WRITTEN PROBLEM
Will you write out, word for word, every line from the one with "Type out the text in this image." to the final line of the data below, with the pictures left out?

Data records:

++++++

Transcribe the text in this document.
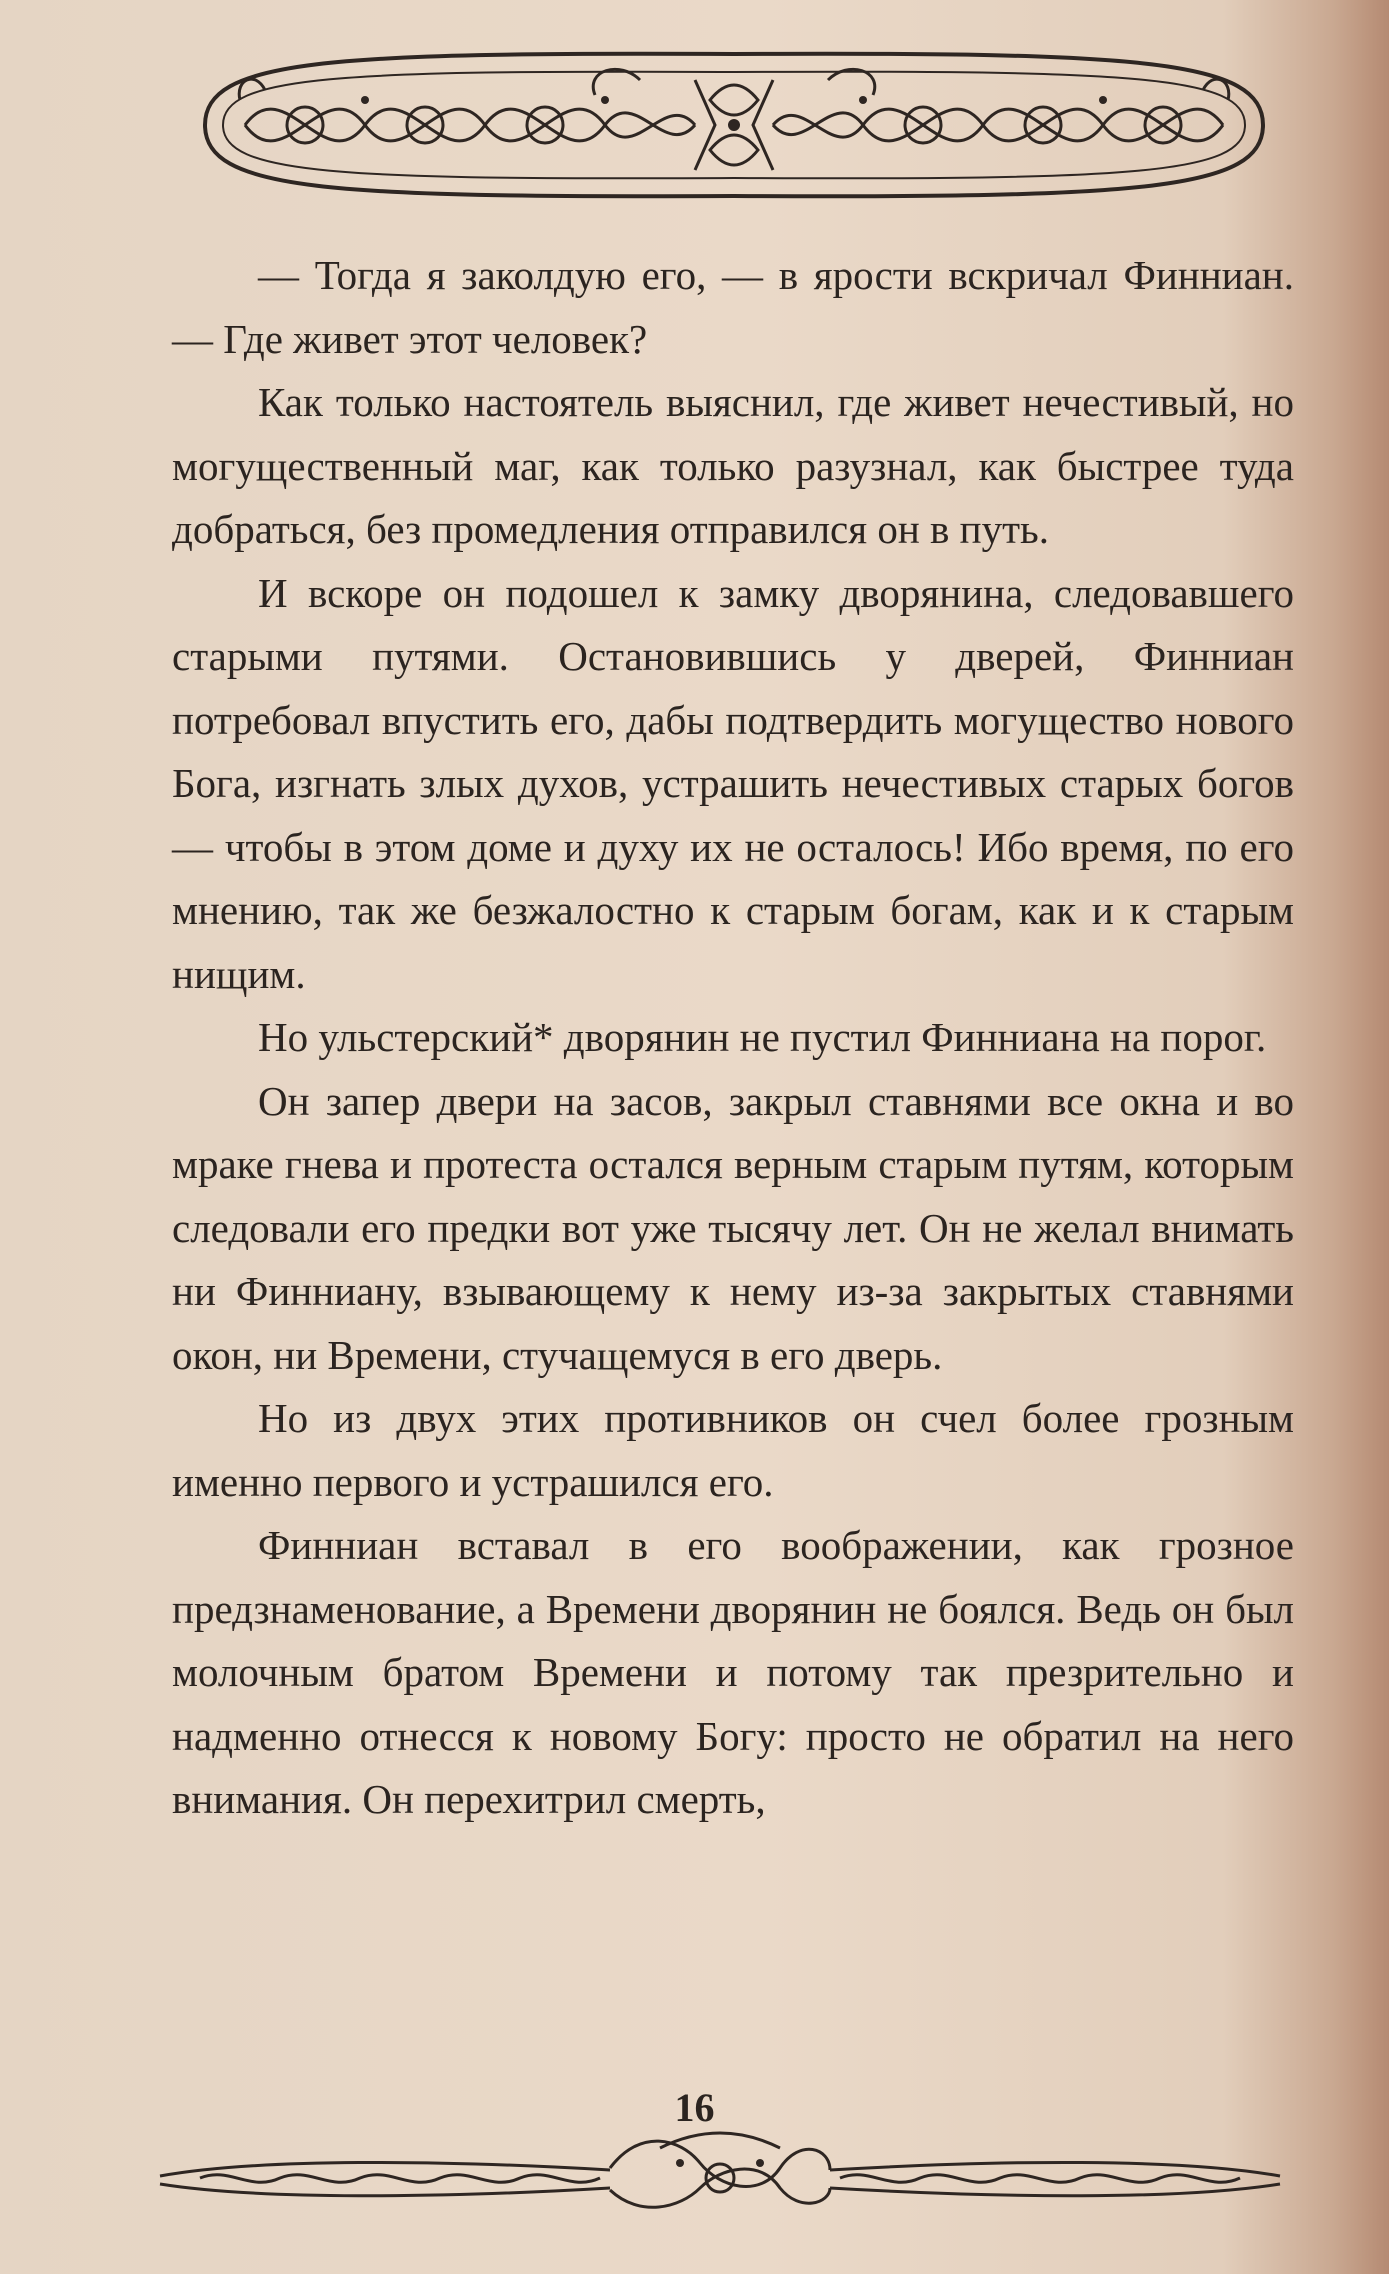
— Тогда я заколдую его, — в ярости вскричал Финниан. — Где живет этот человек?

Как только настоятель выяснил, где живет нечестивый, но могущественный маг, как только разузнал, как быстрее туда добраться, без промедления отправился он в путь.

И вскоре он подошел к замку дворянина, следовавшего старыми путями. Остановившись у дверей, Финниан потребовал впустить его, дабы подтвердить могущество нового Бога, изгнать злых духов, устрашить нечестивых старых богов — чтобы в этом доме и духу их не осталось! Ибо время, по его мнению, так же безжалостно к старым богам, как и к старым нищим.

Но ульстерский* дворянин не пустил Финниана на порог.

Он запер двери на засов, закрыл ставнями все окна и во мраке гнева и протеста остался верным старым путям, которым следовали его предки вот уже тысячу лет. Он не желал внимать ни Финниану, взывающему к нему из-за закрытых ставнями окон, ни Времени, стучащемуся в его дверь.

Но из двух этих противников он счел более грозным именно первого и устрашился его.

Финниан вставал в его воображении, как грозное предзнаменование, а Времени дворянин не боялся. Ведь он был молочным братом Времени и потому так презрительно и надменно отнесся к новому Богу: просто не обратил на него внимания. Он перехитрил смерть,

16
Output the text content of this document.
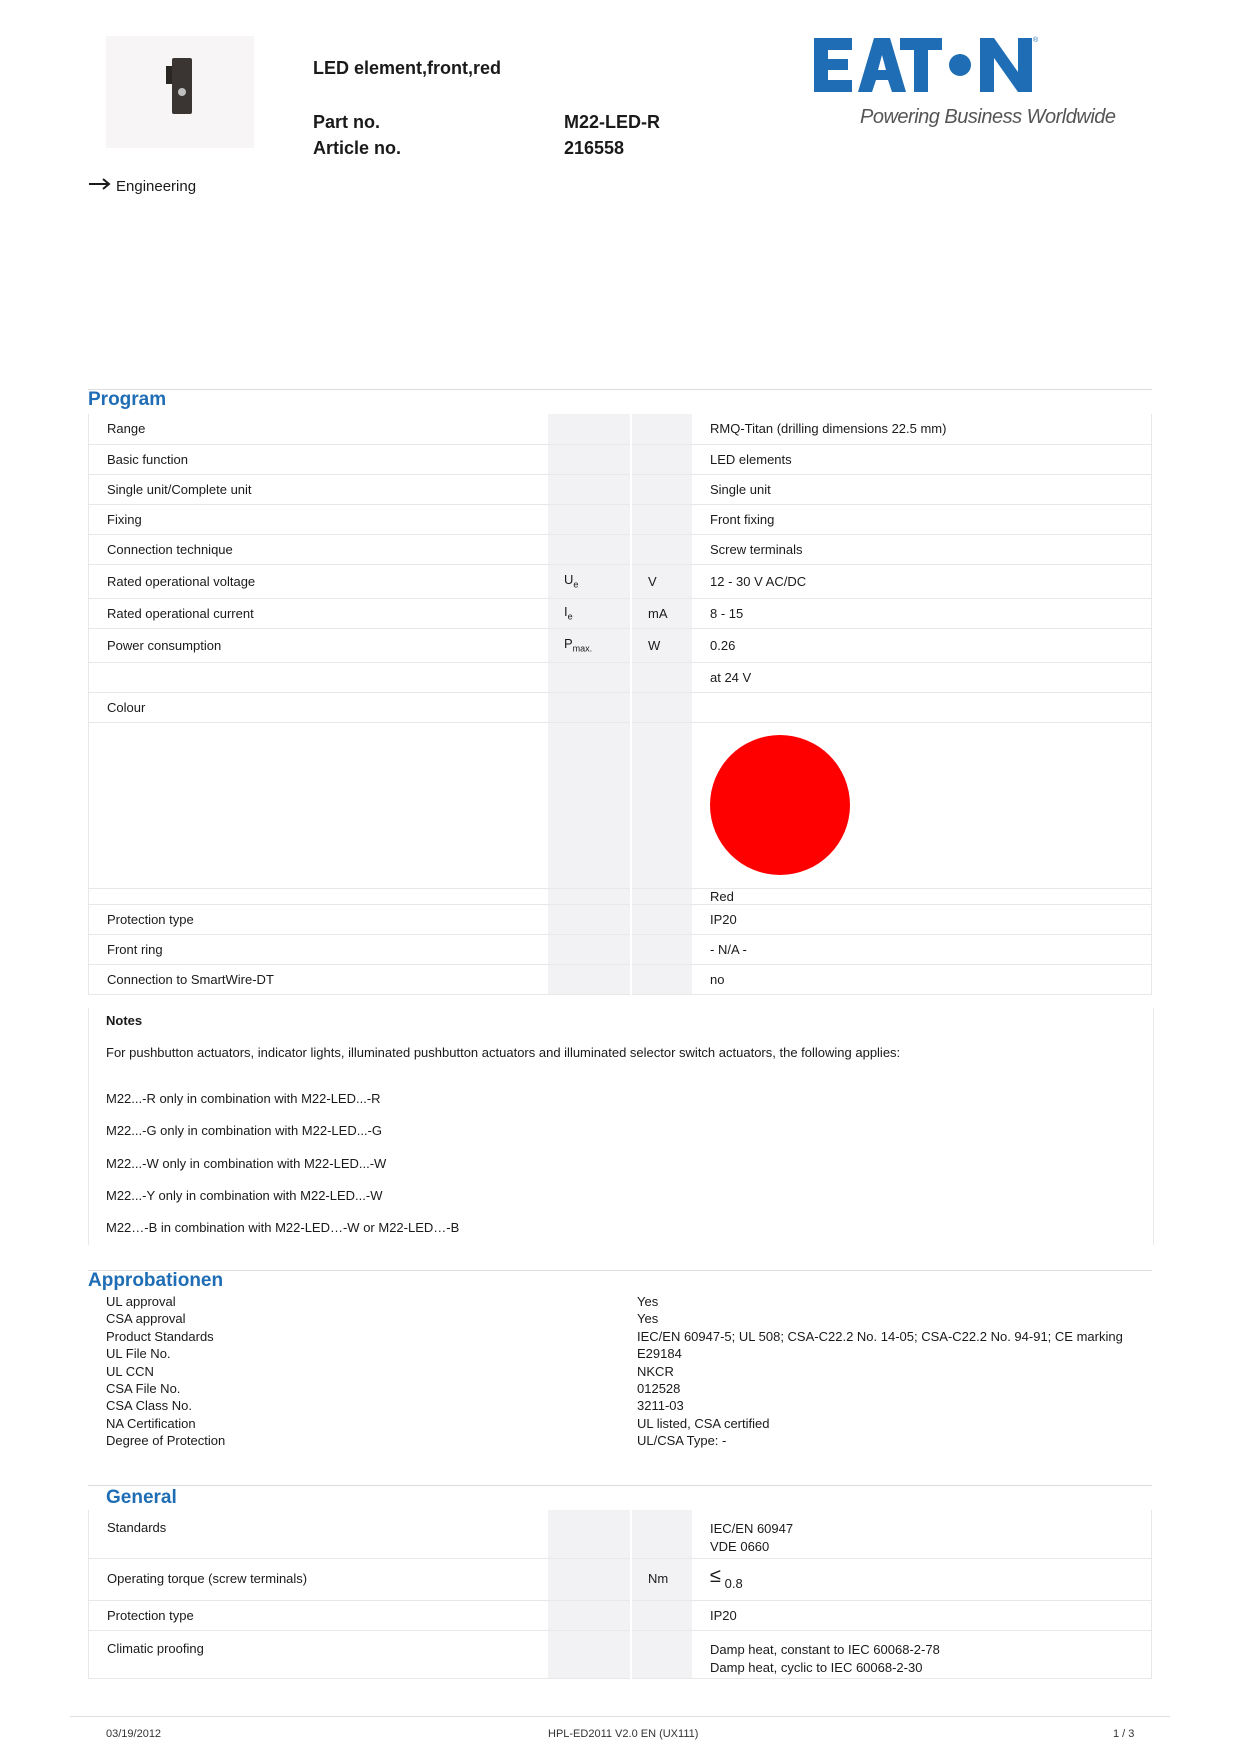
LED element,front,red
Part no.	M22-LED-R
Article no.	216558
®
Powering Business Worldwide
Engineering
Program
Range			RMQ-Titan (drilling dimensions 22.5 mm)
Basic function			LED elements
Single unit/Complete unit			Single unit
Fixing			Front fixing
Connection technique			Screw terminals
Rated operational voltage	$U_e$	V	12 - 30 V AC/DC
Rated operational current	$I_e$	mA	8 - 15
Power consumption	$P_{max.}$	W	0.26
			at 24 V
Colour			

			Red
Protection type			IP20
Front ring			- N/A -
Connection to SmartWire-DT			no
Notes
For pushbutton actuators, indicator lights, illuminated pushbutton actuators and illuminated selector switch actuators, the following applies:
M22...-R only in combination with M22-LED...-R
M22...-G only in combination with M22-LED...-G
M22...-W only in combination with M22-LED...-W
M22...-Y only in combination with M22-LED...-W
M22…-B in combination with M22-LED…-W or M22-LED…-B
Approbationen
UL approval	Yes
CSA approval	Yes
Product Standards	IEC/EN 60947-5; UL 508; CSA-C22.2 No. 14-05; CSA-C22.2 No. 94-91; CE marking
UL File No.	E29184
UL CCN	NKCR
CSA File No.	012528
CSA Class No.	3211-03
NA Certification	UL listed, CSA certified
Degree of Protection	UL/CSA Type: -
General
Standards			IEC/EN 60947
VDE 0660

Operating torque (screw terminals)		Nm	≤ 0.8
Protection type			IP20
Climatic proofing			Damp heat, constant to IEC 60068-2-78
Damp heat, cyclic to IEC 60068-2-30
03/19/2012	HPL-ED2011 V2.0 EN (UX111)	1 / 3
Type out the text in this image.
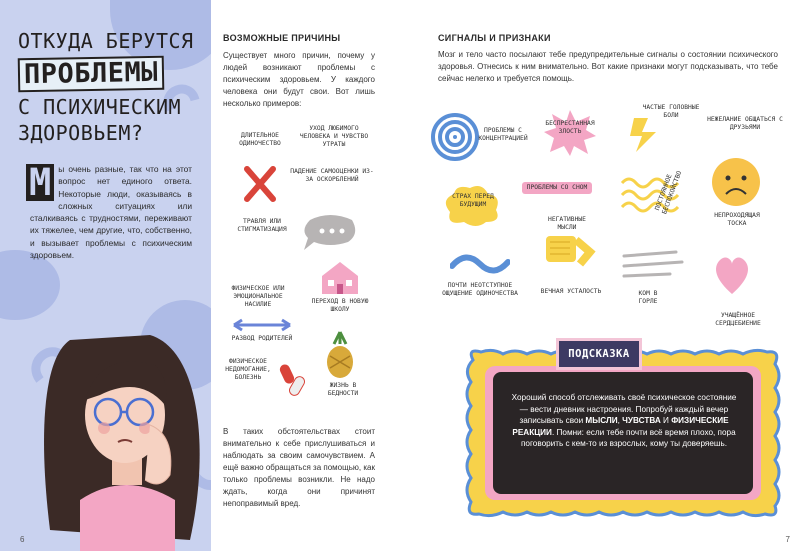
ОТКУДА БЕРУТСЯ
ПРОБЛЕМЫ
С ПСИХИЧЕСКИМ
ЗДОРОВЬЕМ?
М ы очень разные, так что на этот вопрос нет единого ответа. Некоторые люди, оказываясь в сложных ситуациях или сталкиваясь с трудностями, переживают их тяжелее, чем другие, что, собственно, и вызывает проблемы с психическим здоровьем.
6
ВОЗМОЖНЫЕ ПРИЧИНЫ
Существует много причин, почему у людей возникают проблемы с психическим здоровьем. У каждого человека они будут свои. Вот лишь несколько примеров:
ДЛИТЕЛЬНОЕ ОДИНОЧЕСТВО
УХОД ЛЮБИМОГО ЧЕЛОВЕКА И ЧУВСТВО УТРАТЫ
ПАДЕНИЕ САМООЦЕНКИ ИЗ-ЗА ОСКОРБЛЕНИЙ
ТРАВЛЯ ИЛИ СТИГМАТИЗАЦИЯ
ФИЗИЧЕСКОЕ ИЛИ ЭМОЦИОНАЛЬНОЕ НАСИЛИЕ
РАЗВОД РОДИТЕЛЕЙ
ПЕРЕХОД В НОВУЮ ШКОЛУ
ФИЗИЧЕСКОЕ НЕДОМОГАНИЕ, БОЛЕЗНЬ
ЖИЗНЬ В БЕДНОСТИ
В таких обстоятельствах стоит внимательно к себе прислушиваться и наблюдать за своим самочувствием. А ещё важно обращаться за помощью, как только проблемы возникли. Не надо ждать, когда они причинят непоправимый вред.
СИГНАЛЫ И ПРИЗНАКИ
Мозг и тело часто посылают тебе предупредительные сигналы о состоянии психического здоровья. Отнесись к ним внимательно. Вот какие признаки могут подсказывать, что тебе сейчас нелегко и требуется помощь.
ПРОБЛЕМЫ С КОНЦЕНТРАЦИЕЙ
БЕСПРЕСТАННАЯ ЗЛОСТЬ
ЧАСТЫЕ ГОЛОВНЫЕ БОЛИ
НЕЖЕЛАНИЕ ОБЩАТЬСЯ С ДРУЗЬЯМИ
СТРАХ ПЕРЕД БУДУЩИМ
ПРОБЛЕМЫ СО СНОМ	ПОСТОЯННОЕ БЕСПОКОЙСТВО
НЕПРОХОДЯЩАЯ ТОСКА
НЕГАТИВНЫЕ МЫСЛИ
ПОЧТИ НЕОТСТУПНОЕ ОЩУЩЕНИЕ ОДИНОЧЕСТВА	ВЕЧНАЯ УСТАЛОСТЬ	КОМ В ГОРЛЕ
УЧАЩЁННОЕ СЕРДЦЕБИЕНИЕ
ПОДСКАЗКА
Хороший способ отслеживать своё психическое состояние — вести дневник настроения. Попробуй каждый вечер записывать свои МЫСЛИ, ЧУВСТВА И ФИЗИЧЕСКИЕ РЕАКЦИИ. Помни: если тебе почти всё время плохо, пора поговорить с кем-то из взрослых, кому ты доверяешь.
7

++++++

FINISHED EXERCISE
Type out the text in this image.
ОТКУДА БЕРУТСЯ
ПРОБЛЕМЫ
С ПСИХИЧЕСКИМ
ЗДОРОВЬЕМ?
М ы очень разные, так что на этот вопрос нет единого ответа. Некоторые люди, оказываясь в сложных ситуациях или сталкиваясь с трудностями, переживают их тяжелее, чем другие, что, собственно, и вызывает проблемы с психическим здоровьем.
6
ВОЗМОЖНЫЕ ПРИЧИНЫ
Существует много причин, почему у людей возникают проблемы с психическим здоровьем. У каждого человека они будут свои. Вот лишь несколько примеров:
ДЛИТЕЛЬНОЕ ОДИНОЧЕСТВО
УХОД ЛЮБИМОГО ЧЕЛОВЕКА И ЧУВСТВО УТРАТЫ
ПАДЕНИЕ САМООЦЕНКИ ИЗ-ЗА ОСКОРБЛЕНИЙ
ТРАВЛЯ ИЛИ СТИГМАТИЗАЦИЯ
ФИЗИЧЕСКОЕ ИЛИ ЭМОЦИОНАЛЬНОЕ НАСИЛИЕ
РАЗВОД РОДИТЕЛЕЙ
ПЕРЕХОД В НОВУЮ ШКОЛУ
ФИЗИЧЕСКОЕ НЕДОМОГАНИЕ, БОЛЕЗНЬ
ЖИЗНЬ В БЕДНОСТИ
В таких обстоятельствах стоит внимательно к себе прислушиваться и наблюдать за своим самочувствием. А ещё важно обращаться за помощью, как только проблемы возникли. Не надо ждать, когда они причинят непоправимый вред.
СИГНАЛЫ И ПРИЗНАКИ
Мозг и тело часто посылают тебе предупредительные сигналы о состоянии психического здоровья. Отнесись к ним внимательно. Вот какие признаки могут подсказывать, что тебе сейчас нелегко и требуется помощь.
ПРОБЛЕМЫ С КОНЦЕНТРАЦИЕЙ
БЕСПРЕСТАННАЯ ЗЛОСТЬ
ЧАСТЫЕ ГОЛОВНЫЕ БОЛИ
НЕЖЕЛАНИЕ ОБЩАТЬСЯ С ДРУЗЬЯМИ
СТРАХ ПЕРЕД БУДУЩИМ
ПРОБЛЕМЫ СО СНОМ	ПОСТОЯННОЕ БЕСПОКОЙСТВО
НЕПРОХОДЯЩАЯ ТОСКА
НЕГАТИВНЫЕ МЫСЛИ
ПОЧТИ НЕОТСТУПНОЕ ОЩУЩЕНИЕ ОДИНОЧЕСТВА	ВЕЧНАЯ УСТАЛОСТЬ	КОМ В ГОРЛЕ
УЧАЩЁННОЕ СЕРДЦЕБИЕНИЕ
ПОДСКАЗКА
Хороший способ отслеживать своё психическое состояние — вести дневник настроения. Попробуй каждый вечер записывать свои МЫСЛИ, ЧУВСТВА И ФИЗИЧЕСКИЕ РЕАКЦИИ. Помни: если тебе почти всё время плохо, пора поговорить с кем-то из взрослых, кому ты доверяешь.
7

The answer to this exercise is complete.